Rows:
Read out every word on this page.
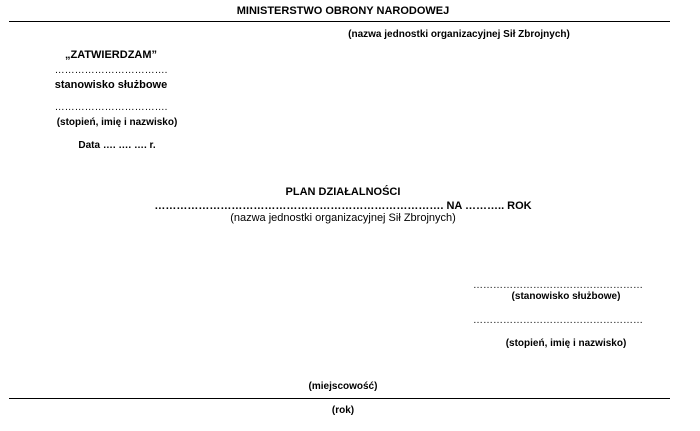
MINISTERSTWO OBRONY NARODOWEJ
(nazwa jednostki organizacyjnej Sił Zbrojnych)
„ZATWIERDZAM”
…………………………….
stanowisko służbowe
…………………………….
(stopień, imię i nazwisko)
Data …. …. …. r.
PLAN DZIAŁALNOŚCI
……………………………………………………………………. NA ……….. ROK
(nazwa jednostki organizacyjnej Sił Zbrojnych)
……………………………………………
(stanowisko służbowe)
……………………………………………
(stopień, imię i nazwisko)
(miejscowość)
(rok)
* * *
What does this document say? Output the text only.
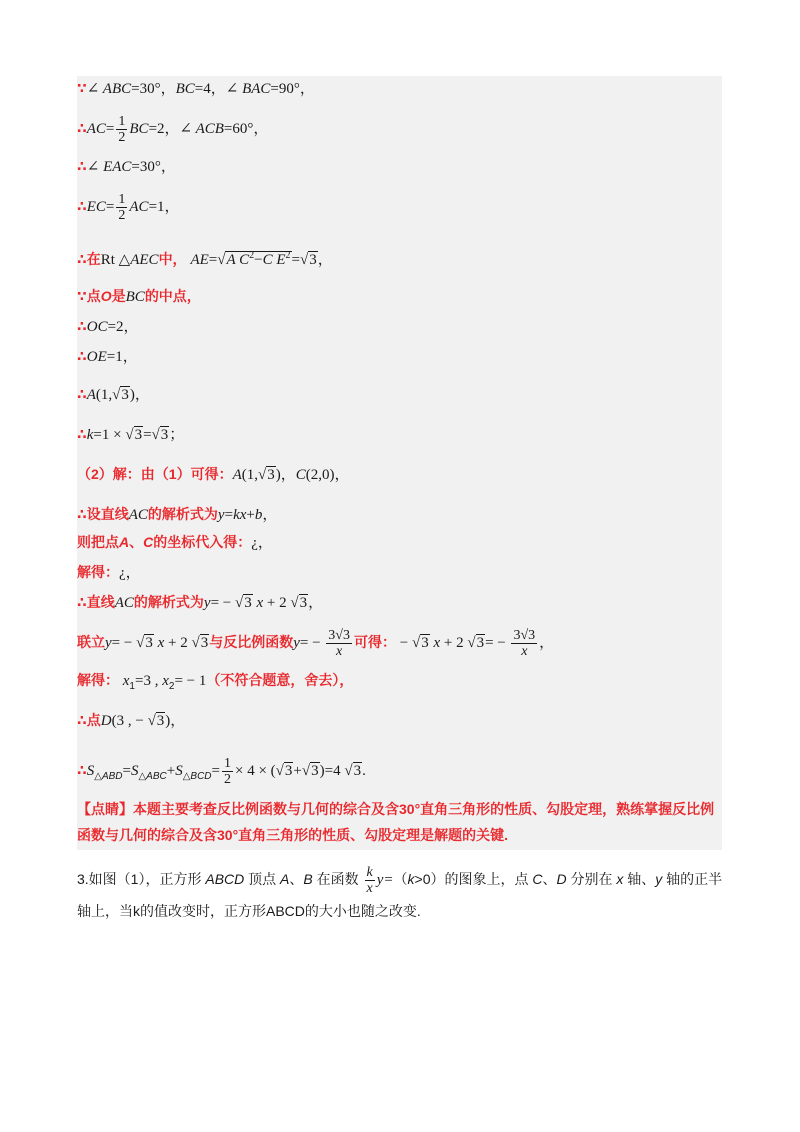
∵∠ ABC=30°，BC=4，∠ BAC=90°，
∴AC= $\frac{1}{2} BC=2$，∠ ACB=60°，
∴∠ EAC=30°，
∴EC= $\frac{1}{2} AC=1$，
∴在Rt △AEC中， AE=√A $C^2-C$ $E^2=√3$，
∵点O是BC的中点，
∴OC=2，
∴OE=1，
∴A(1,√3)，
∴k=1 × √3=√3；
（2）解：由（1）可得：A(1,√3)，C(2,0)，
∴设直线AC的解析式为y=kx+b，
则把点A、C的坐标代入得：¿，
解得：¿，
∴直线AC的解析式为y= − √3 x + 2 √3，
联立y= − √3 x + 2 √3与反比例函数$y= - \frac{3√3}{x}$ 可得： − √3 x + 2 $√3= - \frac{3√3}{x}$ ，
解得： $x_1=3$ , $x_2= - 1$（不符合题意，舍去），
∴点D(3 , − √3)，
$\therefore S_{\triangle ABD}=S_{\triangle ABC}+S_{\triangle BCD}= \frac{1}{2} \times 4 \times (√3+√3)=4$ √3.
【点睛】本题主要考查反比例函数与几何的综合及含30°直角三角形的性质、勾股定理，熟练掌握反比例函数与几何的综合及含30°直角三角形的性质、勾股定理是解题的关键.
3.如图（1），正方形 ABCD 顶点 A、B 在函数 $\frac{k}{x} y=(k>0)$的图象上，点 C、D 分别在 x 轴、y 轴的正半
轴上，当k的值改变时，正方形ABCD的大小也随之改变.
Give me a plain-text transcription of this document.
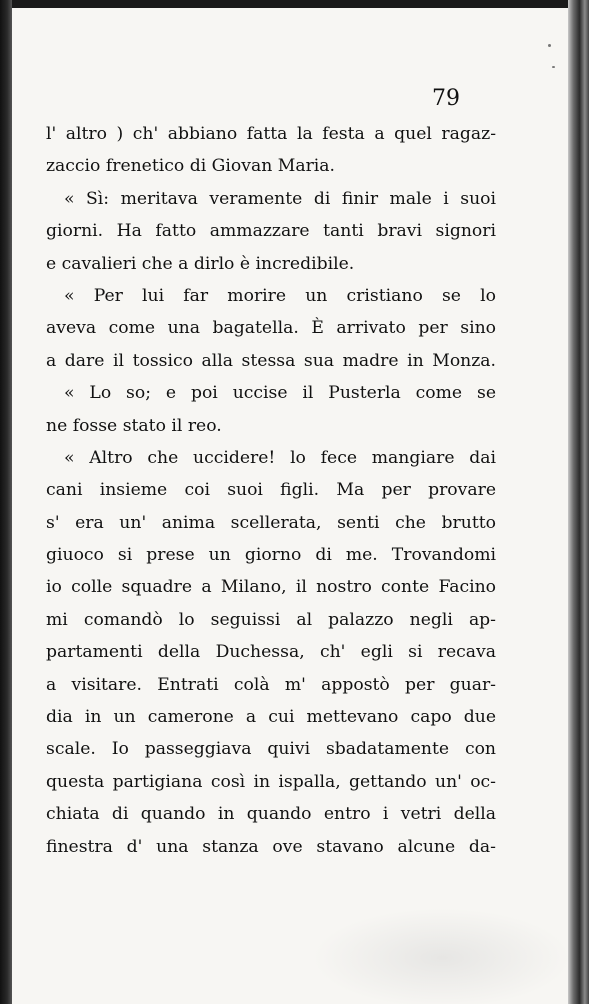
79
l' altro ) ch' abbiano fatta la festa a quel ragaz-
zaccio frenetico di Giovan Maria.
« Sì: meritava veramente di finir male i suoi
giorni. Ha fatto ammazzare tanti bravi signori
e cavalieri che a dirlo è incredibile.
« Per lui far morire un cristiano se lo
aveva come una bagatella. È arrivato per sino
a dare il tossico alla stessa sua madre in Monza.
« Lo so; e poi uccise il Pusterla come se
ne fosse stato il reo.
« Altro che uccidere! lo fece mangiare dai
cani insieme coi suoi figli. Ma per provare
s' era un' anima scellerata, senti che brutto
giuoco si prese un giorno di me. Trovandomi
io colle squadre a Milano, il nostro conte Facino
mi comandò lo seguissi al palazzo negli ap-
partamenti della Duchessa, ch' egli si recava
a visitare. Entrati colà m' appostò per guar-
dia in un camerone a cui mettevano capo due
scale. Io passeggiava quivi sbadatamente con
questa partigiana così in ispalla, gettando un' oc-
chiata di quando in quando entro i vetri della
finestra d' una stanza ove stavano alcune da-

Stated goal: Copy out every line in the listing where the word "della" appears.

Solution for this task:
partamenti della Duchessa, ch' egli si recava
chiata di quando in quando entro i vetri della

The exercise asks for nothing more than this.